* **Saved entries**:
===
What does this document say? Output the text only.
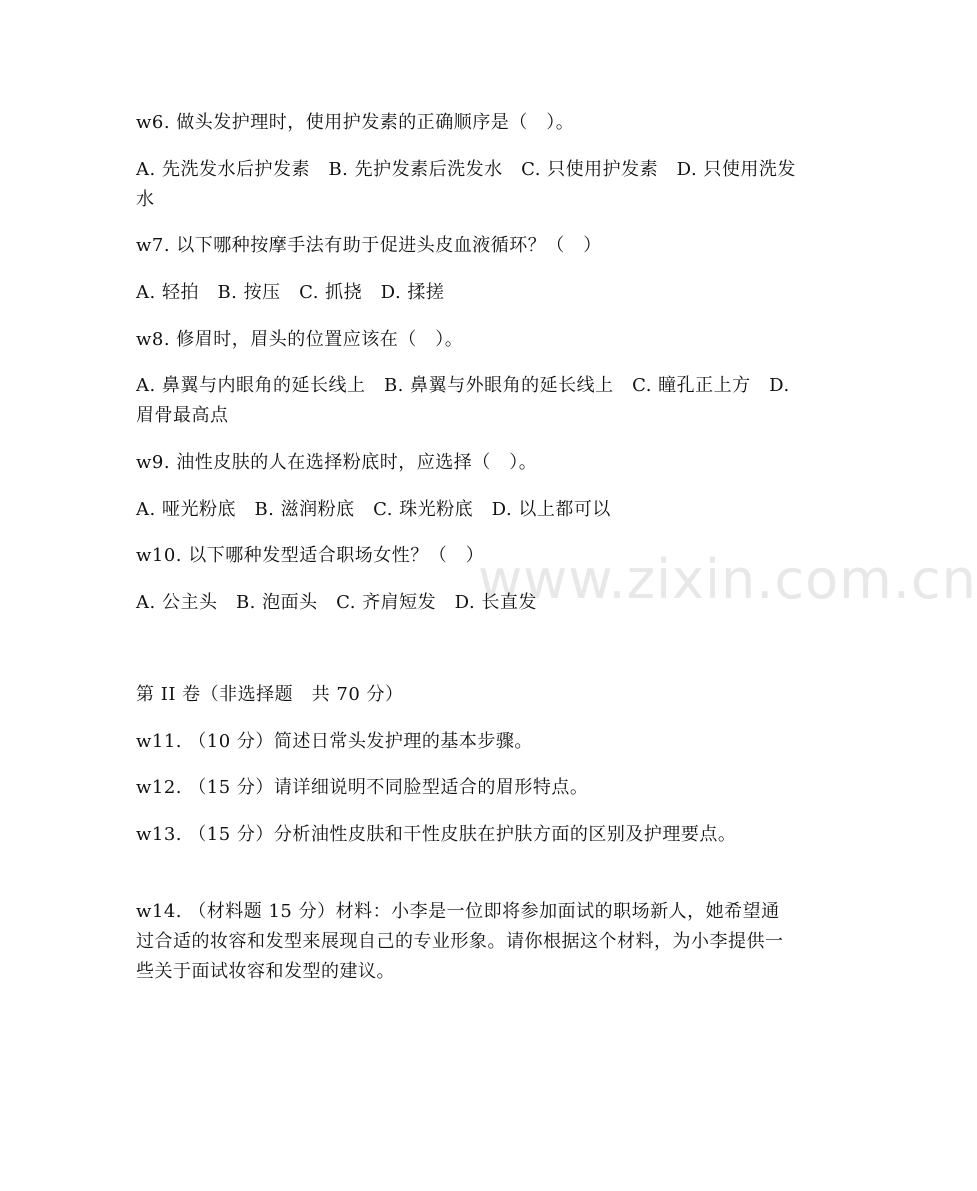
www.zixin.com.cn
w6. 做头发护理时，使用护发素的正确顺序是（　）。
A. 先洗发水后护发素　B. 先护发素后洗发水　C. 只使用护发素　D. 只使用洗发水
w7. 以下哪种按摩手法有助于促进头皮血液循环？（　）
A. 轻拍　B. 按压　C. 抓挠　D. 揉搓
w8. 修眉时，眉头的位置应该在（　）。
A. 鼻翼与内眼角的延长线上　B. 鼻翼与外眼角的延长线上　C. 瞳孔正上方　D. 眉骨最高点
w9. 油性皮肤的人在选择粉底时，应选择（　）。
A. 哑光粉底　B. 滋润粉底　C. 珠光粉底　D. 以上都可以
w10. 以下哪种发型适合职场女性？（　）
A. 公主头　B. 泡面头　C. 齐肩短发　D. 长直发
第 II 卷（非选择题　共 70 分）
w11. （10 分）简述日常头发护理的基本步骤。
w12. （15 分）请详细说明不同脸型适合的眉形特点。
w13. （15 分）分析油性皮肤和干性皮肤在护肤方面的区别及护理要点。
w14. （材料题 15 分）材料：小李是一位即将参加面试的职场新人，她希望通过合适的妆容和发型来展现自己的专业形象。请你根据这个材料，为小李提供一些关于面试妆容和发型的建议。
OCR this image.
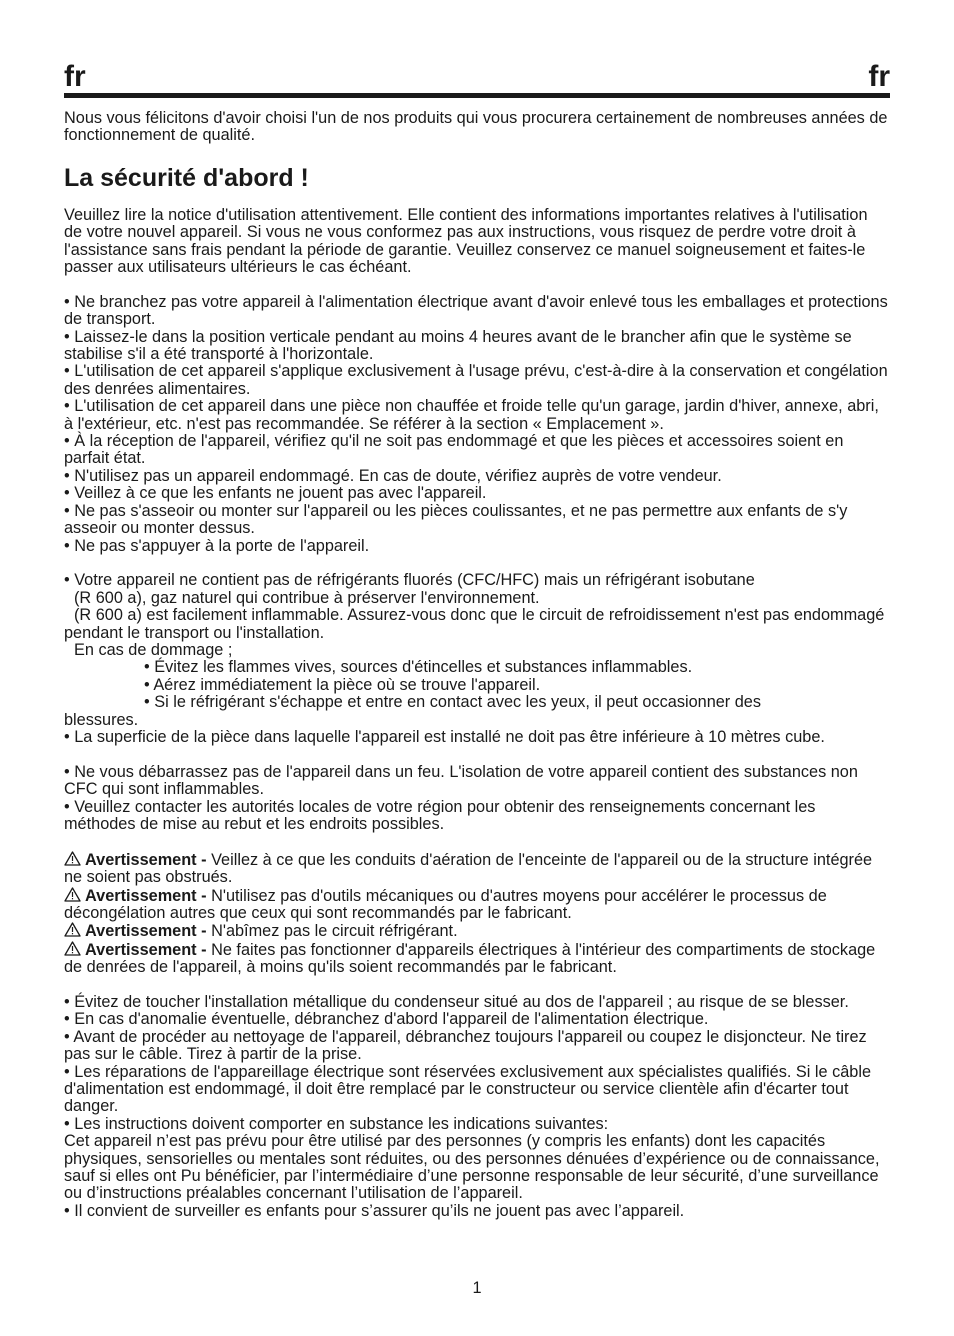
fr	fr

Nous vous félicitons d'avoir choisi l'un de nos produits qui vous procurera certainement de nombreuses années de fonctionnement de qualité.

La sécurité d'abord !

Veuillez lire la notice d'utilisation attentivement. Elle contient des informations importantes relatives à l'utilisation de votre nouvel appareil. Si vous ne vous conformez pas aux instructions, vous risquez de perdre votre droit à l'assistance sans frais pendant la période de garantie. Veuillez conservez ce manuel soigneusement et faites-le passer aux utilisateurs ultérieurs le cas échéant.

• Ne branchez pas votre appareil à l'alimentation électrique avant d'avoir enlevé tous les emballages et protections de transport.

• Laissez-le dans la position verticale pendant au moins 4 heures avant de le brancher afin que le système se stabilise s'il a été transporté à l'horizontale.

• L'utilisation de cet appareil s'applique exclusivement à l'usage prévu, c'est-à-dire à la conservation et congélation des denrées alimentaires.

• L'utilisation de cet appareil dans une pièce non chauffée et froide telle qu'un garage, jardin d'hiver, annexe, abri, à l'extérieur, etc. n'est pas recommandée. Se référer à la section « Emplacement ».

• À la réception de l'appareil, vérifiez qu'il ne soit pas endommagé et que les pièces et accessoires soient en parfait état.

• N'utilisez pas un appareil endommagé. En cas de doute, vérifiez auprès de votre vendeur.

• Veillez à ce que les enfants ne jouent pas avec l'appareil.

• Ne pas s'asseoir ou monter sur l'appareil ou les pièces coulissantes, et ne pas permettre aux enfants de s'y asseoir ou monter dessus.

• Ne pas s'appuyer à la porte de l'appareil.

• Votre appareil ne contient pas de réfrigérants fluorés (CFC/HFC) mais un réfrigérant isobutane

(R 600 a), gaz naturel qui contribue à préserver l'environnement.

(R 600 a) est facilement inflammable. Assurez-vous donc que le circuit de refroidissement n'est pas endommagé pendant le transport ou l'installation.

En cas de dommage ;

• Évitez les flammes vives, sources d'étincelles et substances inflammables.

• Aérez immédiatement la pièce où se trouve l'appareil.

• Si le réfrigérant s'échappe et entre en contact avec les yeux, il peut occasionner des

blessures.

• La superficie de la pièce dans laquelle l'appareil est installé ne doit pas être inférieure à 10 mètres cube.

• Ne vous débarrassez pas de l'appareil dans un feu. L'isolation de votre appareil contient des substances non CFC qui sont inflammables.

• Veuillez contacter les autorités locales de votre région pour obtenir des renseignements concernant les méthodes de mise au rebut et les endroits possibles.

Avertissement - Veillez à ce que les conduits d'aération de l'enceinte de l'appareil ou de la structure intégrée ne soient pas obstrués.

Avertissement - N'utilisez pas d'outils mécaniques ou d'autres moyens pour accélérer le processus de décongélation autres que ceux qui sont recommandés par le fabricant.

Avertissement - N'abîmez pas le circuit réfrigérant.

Avertissement - Ne faites pas fonctionner d'appareils électriques à l'intérieur des compartiments de stockage de denrées de l'appareil, à moins qu'ils soient recommandés par le fabricant.

• Évitez de toucher l'installation métallique du condenseur situé au dos de l'appareil ; au risque de se blesser.

• En cas d'anomalie éventuelle, débranchez d'abord l'appareil de l'alimentation électrique.

• Avant de procéder au nettoyage de l'appareil, débranchez toujours l'appareil ou coupez le disjoncteur. Ne tirez pas sur le câble. Tirez à partir de la prise.

• Les réparations de l'appareillage électrique sont réservées exclusivement aux spécialistes qualifiés. Si le câble d'alimentation est endommagé, il doit être remplacé par le constructeur ou service clientèle afin d'écarter tout danger.

• Les instructions doivent comporter en substance les indications suivantes:

Cet appareil n’est pas prévu pour être utilisé par des personnes (y compris les enfants) dont les capacités physiques, sensorielles ou mentales sont réduites, ou des personnes dénuées d’expérience ou de connaissance, sauf si elles ont Pu bénéficier, par l’intermédiaire d’une personne responsable de leur sécurité, d’une surveillance ou d’instructions préalables concernant l’utilisation de l’appareil.

• Il convient de surveiller es enfants pour s’assurer qu’ils ne jouent pas avec l’appareil.

1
===
From the listing above, print every entry precisely and drop the pictures.

What does this document say? Output the text only.
www.zixin.com.cn
w6. 做头发护理时，使用护发素的正确顺序是（　）。
A. 先洗发水后护发素　B. 先护发素后洗发水　C. 只使用护发素　D. 只使用洗发水
w7. 以下哪种按摩手法有助于促进头皮血液循环？（　）
A. 轻拍　B. 按压　C. 抓挠　D. 揉搓
w8. 修眉时，眉头的位置应该在（　）。
A. 鼻翼与内眼角的延长线上　B. 鼻翼与外眼角的延长线上　C. 瞳孔正上方　D. 眉骨最高点
w9. 油性皮肤的人在选择粉底时，应选择（　）。
A. 哑光粉底　B. 滋润粉底　C. 珠光粉底　D. 以上都可以
w10. 以下哪种发型适合职场女性？（　）
A. 公主头　B. 泡面头　C. 齐肩短发　D. 长直发
第 II 卷（非选择题　共 70 分）
w11. （10 分）简述日常头发护理的基本步骤。
w12. （15 分）请详细说明不同脸型适合的眉形特点。
w13. （15 分）分析油性皮肤和干性皮肤在护肤方面的区别及护理要点。
w14. （材料题 15 分）材料：小李是一位即将参加面试的职场新人，她希望通过合适的妆容和发型来展现自己的专业形象。请你根据这个材料，为小李提供一些关于面试妆容和发型的建议。
OCR this image.
fr	fr

Nous vous félicitons d'avoir choisi l'un de nos produits qui vous procurera certainement de nombreuses années de fonctionnement de qualité.

La sécurité d'abord !

Veuillez lire la notice d'utilisation attentivement. Elle contient des informations importantes relatives à l'utilisation de votre nouvel appareil. Si vous ne vous conformez pas aux instructions, vous risquez de perdre votre droit à l'assistance sans frais pendant la période de garantie. Veuillez conservez ce manuel soigneusement et faites-le passer aux utilisateurs ultérieurs le cas échéant.

• Ne branchez pas votre appareil à l'alimentation électrique avant d'avoir enlevé tous les emballages et protections de transport.

• Laissez-le dans la position verticale pendant au moins 4 heures avant de le brancher afin que le système se stabilise s'il a été transporté à l'horizontale.

• L'utilisation de cet appareil s'applique exclusivement à l'usage prévu, c'est-à-dire à la conservation et congélation des denrées alimentaires.

• L'utilisation de cet appareil dans une pièce non chauffée et froide telle qu'un garage, jardin d'hiver, annexe, abri, à l'extérieur, etc. n'est pas recommandée. Se référer à la section « Emplacement ».

• À la réception de l'appareil, vérifiez qu'il ne soit pas endommagé et que les pièces et accessoires soient en parfait état.

• N'utilisez pas un appareil endommagé. En cas de doute, vérifiez auprès de votre vendeur.

• Veillez à ce que les enfants ne jouent pas avec l'appareil.

• Ne pas s'asseoir ou monter sur l'appareil ou les pièces coulissantes, et ne pas permettre aux enfants de s'y asseoir ou monter dessus.

• Ne pas s'appuyer à la porte de l'appareil.

• Votre appareil ne contient pas de réfrigérants fluorés (CFC/HFC) mais un réfrigérant isobutane

(R 600 a), gaz naturel qui contribue à préserver l'environnement.

(R 600 a) est facilement inflammable. Assurez-vous donc que le circuit de refroidissement n'est pas endommagé pendant le transport ou l'installation.

En cas de dommage ;

• Évitez les flammes vives, sources d'étincelles et substances inflammables.

• Aérez immédiatement la pièce où se trouve l'appareil.

• Si le réfrigérant s'échappe et entre en contact avec les yeux, il peut occasionner des

blessures.

• La superficie de la pièce dans laquelle l'appareil est installé ne doit pas être inférieure à 10 mètres cube.

• Ne vous débarrassez pas de l'appareil dans un feu. L'isolation de votre appareil contient des substances non CFC qui sont inflammables.

• Veuillez contacter les autorités locales de votre région pour obtenir des renseignements concernant les méthodes de mise au rebut et les endroits possibles.

Avertissement - Veillez à ce que les conduits d'aération de l'enceinte de l'appareil ou de la structure intégrée ne soient pas obstrués.

Avertissement - N'utilisez pas d'outils mécaniques ou d'autres moyens pour accélérer le processus de décongélation autres que ceux qui sont recommandés par le fabricant.

Avertissement - N'abîmez pas le circuit réfrigérant.

Avertissement - Ne faites pas fonctionner d'appareils électriques à l'intérieur des compartiments de stockage de denrées de l'appareil, à moins qu'ils soient recommandés par le fabricant.

• Évitez de toucher l'installation métallique du condenseur situé au dos de l'appareil ; au risque de se blesser.

• En cas d'anomalie éventuelle, débranchez d'abord l'appareil de l'alimentation électrique.

• Avant de procéder au nettoyage de l'appareil, débranchez toujours l'appareil ou coupez le disjoncteur. Ne tirez pas sur le câble. Tirez à partir de la prise.

• Les réparations de l'appareillage électrique sont réservées exclusivement aux spécialistes qualifiés. Si le câble d'alimentation est endommagé, il doit être remplacé par le constructeur ou service clientèle afin d'écarter tout danger.

• Les instructions doivent comporter en substance les indications suivantes:

Cet appareil n’est pas prévu pour être utilisé par des personnes (y compris les enfants) dont les capacités physiques, sensorielles ou mentales sont réduites, ou des personnes dénuées d’expérience ou de connaissance, sauf si elles ont Pu bénéficier, par l’intermédiaire d’une personne responsable de leur sécurité, d’une surveillance ou d’instructions préalables concernant l’utilisation de l’appareil.

• Il convient de surveiller es enfants pour s’assurer qu’ils ne jouent pas avec l’appareil.

1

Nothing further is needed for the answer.